------ ITEMS
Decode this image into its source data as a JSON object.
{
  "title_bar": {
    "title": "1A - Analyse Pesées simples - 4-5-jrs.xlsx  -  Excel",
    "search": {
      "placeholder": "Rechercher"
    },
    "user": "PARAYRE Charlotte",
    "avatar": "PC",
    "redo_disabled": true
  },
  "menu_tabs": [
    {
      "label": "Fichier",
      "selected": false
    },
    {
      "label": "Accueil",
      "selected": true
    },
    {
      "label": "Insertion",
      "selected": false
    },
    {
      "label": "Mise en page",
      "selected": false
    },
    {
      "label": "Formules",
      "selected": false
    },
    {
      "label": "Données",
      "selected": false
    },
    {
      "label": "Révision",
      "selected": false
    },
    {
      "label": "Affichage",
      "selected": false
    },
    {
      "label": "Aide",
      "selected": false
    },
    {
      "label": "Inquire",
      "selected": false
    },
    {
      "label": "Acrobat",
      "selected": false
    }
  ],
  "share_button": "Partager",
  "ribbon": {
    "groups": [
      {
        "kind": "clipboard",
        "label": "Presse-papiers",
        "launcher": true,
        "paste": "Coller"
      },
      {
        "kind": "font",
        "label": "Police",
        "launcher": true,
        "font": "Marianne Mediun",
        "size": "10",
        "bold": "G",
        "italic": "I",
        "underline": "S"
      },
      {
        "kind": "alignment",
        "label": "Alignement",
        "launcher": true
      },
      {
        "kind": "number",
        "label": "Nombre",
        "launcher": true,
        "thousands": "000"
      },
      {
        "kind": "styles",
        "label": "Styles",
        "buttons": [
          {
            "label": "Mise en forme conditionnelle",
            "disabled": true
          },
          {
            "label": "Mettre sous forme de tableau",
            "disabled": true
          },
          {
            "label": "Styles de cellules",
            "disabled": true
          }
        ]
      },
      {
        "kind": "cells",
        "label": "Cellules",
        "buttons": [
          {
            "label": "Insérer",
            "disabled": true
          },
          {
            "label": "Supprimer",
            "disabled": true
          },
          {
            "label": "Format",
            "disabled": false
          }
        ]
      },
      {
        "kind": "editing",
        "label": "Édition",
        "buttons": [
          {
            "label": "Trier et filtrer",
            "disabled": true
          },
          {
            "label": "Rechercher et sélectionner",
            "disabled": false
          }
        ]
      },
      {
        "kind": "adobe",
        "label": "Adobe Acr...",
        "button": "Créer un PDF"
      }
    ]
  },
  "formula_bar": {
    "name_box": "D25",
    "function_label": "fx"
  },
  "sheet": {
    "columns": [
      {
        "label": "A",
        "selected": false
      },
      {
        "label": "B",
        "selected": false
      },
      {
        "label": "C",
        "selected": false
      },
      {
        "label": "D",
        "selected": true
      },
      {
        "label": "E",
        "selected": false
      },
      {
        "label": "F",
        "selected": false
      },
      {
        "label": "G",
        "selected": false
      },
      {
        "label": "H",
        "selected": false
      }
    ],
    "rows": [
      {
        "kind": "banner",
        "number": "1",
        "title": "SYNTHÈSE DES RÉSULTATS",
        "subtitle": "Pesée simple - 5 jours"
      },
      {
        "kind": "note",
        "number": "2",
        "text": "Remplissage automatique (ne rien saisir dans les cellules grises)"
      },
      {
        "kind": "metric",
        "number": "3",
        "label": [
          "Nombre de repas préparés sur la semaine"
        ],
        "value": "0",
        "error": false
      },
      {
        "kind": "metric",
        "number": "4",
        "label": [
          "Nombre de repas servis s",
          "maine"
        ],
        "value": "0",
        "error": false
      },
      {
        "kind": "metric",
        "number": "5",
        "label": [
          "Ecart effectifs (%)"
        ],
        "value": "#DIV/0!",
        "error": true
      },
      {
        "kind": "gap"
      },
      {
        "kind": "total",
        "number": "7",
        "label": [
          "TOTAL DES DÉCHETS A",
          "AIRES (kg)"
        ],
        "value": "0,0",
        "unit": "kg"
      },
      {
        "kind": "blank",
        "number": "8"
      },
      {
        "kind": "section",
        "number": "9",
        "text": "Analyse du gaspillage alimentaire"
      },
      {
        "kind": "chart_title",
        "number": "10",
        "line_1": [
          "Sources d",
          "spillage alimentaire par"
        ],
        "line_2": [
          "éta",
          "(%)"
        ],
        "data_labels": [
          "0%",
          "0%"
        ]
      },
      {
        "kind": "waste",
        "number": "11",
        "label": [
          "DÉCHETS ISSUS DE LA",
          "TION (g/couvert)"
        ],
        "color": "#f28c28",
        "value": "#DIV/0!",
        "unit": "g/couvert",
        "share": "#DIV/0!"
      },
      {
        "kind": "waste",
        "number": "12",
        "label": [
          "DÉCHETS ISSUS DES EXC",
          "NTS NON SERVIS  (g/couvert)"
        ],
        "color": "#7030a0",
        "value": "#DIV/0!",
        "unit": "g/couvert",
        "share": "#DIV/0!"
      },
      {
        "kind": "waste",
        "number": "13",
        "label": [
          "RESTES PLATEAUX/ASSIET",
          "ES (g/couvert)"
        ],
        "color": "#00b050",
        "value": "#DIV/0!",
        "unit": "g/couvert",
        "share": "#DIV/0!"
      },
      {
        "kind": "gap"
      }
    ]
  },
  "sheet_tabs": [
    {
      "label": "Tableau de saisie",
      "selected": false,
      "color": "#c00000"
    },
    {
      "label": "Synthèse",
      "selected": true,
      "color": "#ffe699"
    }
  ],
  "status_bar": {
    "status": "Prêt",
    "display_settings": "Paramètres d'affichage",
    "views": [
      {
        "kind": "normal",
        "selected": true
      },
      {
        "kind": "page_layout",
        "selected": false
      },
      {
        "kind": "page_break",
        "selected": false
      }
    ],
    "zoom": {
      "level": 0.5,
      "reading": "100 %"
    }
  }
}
------------
------ ITEMS
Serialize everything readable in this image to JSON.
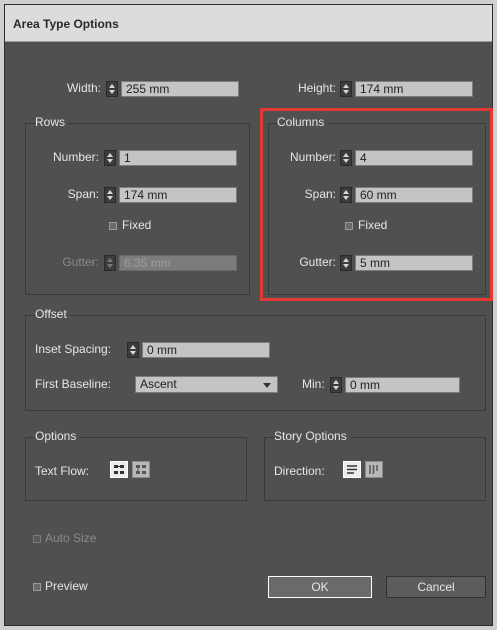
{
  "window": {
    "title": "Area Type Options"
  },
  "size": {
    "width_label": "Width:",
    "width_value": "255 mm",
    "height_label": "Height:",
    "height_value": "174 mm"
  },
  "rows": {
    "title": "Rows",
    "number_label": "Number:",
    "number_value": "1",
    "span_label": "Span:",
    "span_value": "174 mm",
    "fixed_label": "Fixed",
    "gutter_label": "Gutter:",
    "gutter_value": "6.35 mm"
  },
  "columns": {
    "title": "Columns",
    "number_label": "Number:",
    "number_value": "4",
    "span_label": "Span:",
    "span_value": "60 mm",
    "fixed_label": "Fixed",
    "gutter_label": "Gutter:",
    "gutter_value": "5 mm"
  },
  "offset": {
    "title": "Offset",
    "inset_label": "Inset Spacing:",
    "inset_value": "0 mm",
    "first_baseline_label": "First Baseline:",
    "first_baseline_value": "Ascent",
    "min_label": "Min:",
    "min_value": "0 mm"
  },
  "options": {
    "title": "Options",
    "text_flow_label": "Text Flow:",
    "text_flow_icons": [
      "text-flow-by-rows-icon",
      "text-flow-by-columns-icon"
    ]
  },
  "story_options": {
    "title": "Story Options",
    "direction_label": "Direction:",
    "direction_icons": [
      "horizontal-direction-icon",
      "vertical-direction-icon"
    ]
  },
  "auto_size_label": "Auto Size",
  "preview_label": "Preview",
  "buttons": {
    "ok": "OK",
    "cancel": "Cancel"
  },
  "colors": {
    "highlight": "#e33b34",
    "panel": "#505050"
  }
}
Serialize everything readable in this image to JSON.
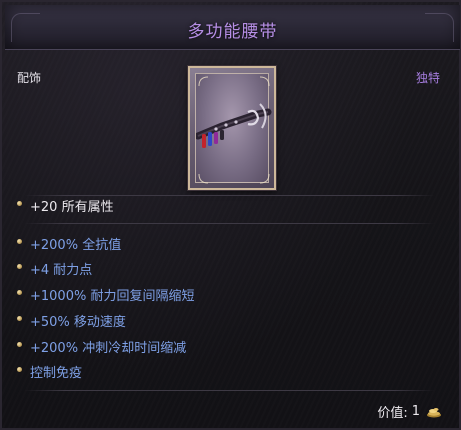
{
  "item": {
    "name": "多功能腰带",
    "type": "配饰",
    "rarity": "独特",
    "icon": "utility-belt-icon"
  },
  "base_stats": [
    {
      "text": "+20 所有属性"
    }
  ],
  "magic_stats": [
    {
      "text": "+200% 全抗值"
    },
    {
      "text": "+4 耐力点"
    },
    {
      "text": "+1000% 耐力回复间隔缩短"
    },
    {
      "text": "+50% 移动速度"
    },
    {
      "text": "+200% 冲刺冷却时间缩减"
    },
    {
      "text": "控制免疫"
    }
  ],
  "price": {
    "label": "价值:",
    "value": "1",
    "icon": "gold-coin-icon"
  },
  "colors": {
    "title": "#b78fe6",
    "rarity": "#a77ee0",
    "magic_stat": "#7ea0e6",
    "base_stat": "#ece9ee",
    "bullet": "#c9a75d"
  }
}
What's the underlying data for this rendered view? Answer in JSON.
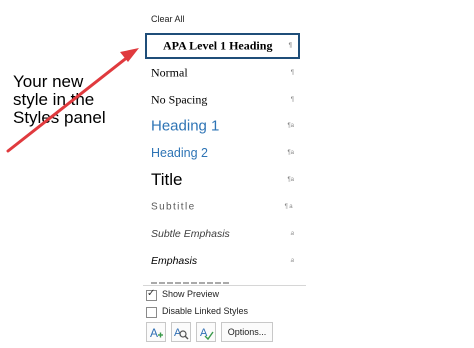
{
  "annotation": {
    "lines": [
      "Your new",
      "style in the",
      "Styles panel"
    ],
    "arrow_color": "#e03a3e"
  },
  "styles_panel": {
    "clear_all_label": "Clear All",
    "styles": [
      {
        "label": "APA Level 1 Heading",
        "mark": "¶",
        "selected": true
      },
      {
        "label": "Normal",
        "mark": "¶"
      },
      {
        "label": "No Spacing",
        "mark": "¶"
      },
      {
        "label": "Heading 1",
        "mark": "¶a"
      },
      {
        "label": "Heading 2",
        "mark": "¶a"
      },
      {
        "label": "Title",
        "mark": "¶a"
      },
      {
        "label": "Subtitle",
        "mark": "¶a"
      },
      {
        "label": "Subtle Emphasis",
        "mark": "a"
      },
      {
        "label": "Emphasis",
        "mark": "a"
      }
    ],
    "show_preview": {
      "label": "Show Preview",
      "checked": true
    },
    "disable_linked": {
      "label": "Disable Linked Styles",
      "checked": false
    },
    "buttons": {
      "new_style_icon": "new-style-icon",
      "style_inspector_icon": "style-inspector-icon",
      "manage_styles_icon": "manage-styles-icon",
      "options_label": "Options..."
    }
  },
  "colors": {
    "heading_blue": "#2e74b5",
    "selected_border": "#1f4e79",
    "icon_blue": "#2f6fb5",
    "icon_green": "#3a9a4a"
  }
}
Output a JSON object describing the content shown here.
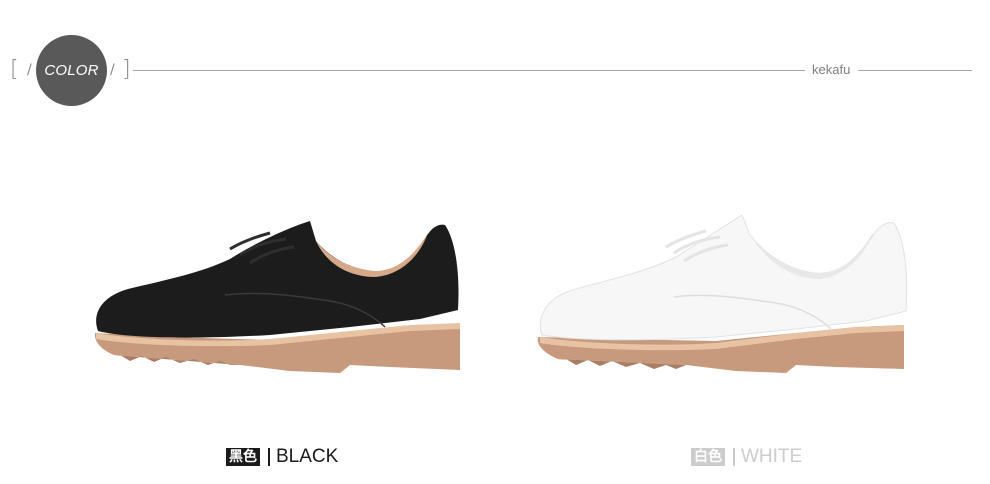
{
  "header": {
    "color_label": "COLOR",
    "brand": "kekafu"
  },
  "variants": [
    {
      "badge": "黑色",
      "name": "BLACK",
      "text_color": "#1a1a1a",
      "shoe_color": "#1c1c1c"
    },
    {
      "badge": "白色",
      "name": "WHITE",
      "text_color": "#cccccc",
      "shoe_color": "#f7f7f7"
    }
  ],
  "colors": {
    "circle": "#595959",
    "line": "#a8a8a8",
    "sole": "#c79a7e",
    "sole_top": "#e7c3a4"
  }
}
------------
* TASK GOAL *
From the records above, copy every line that holds the word "Nombre".

* ANSWER TO THE TASK *
        "label": "Nombre",
          "Nombre de repas préparés sur la semaine"
          "Nombre de repas servis s",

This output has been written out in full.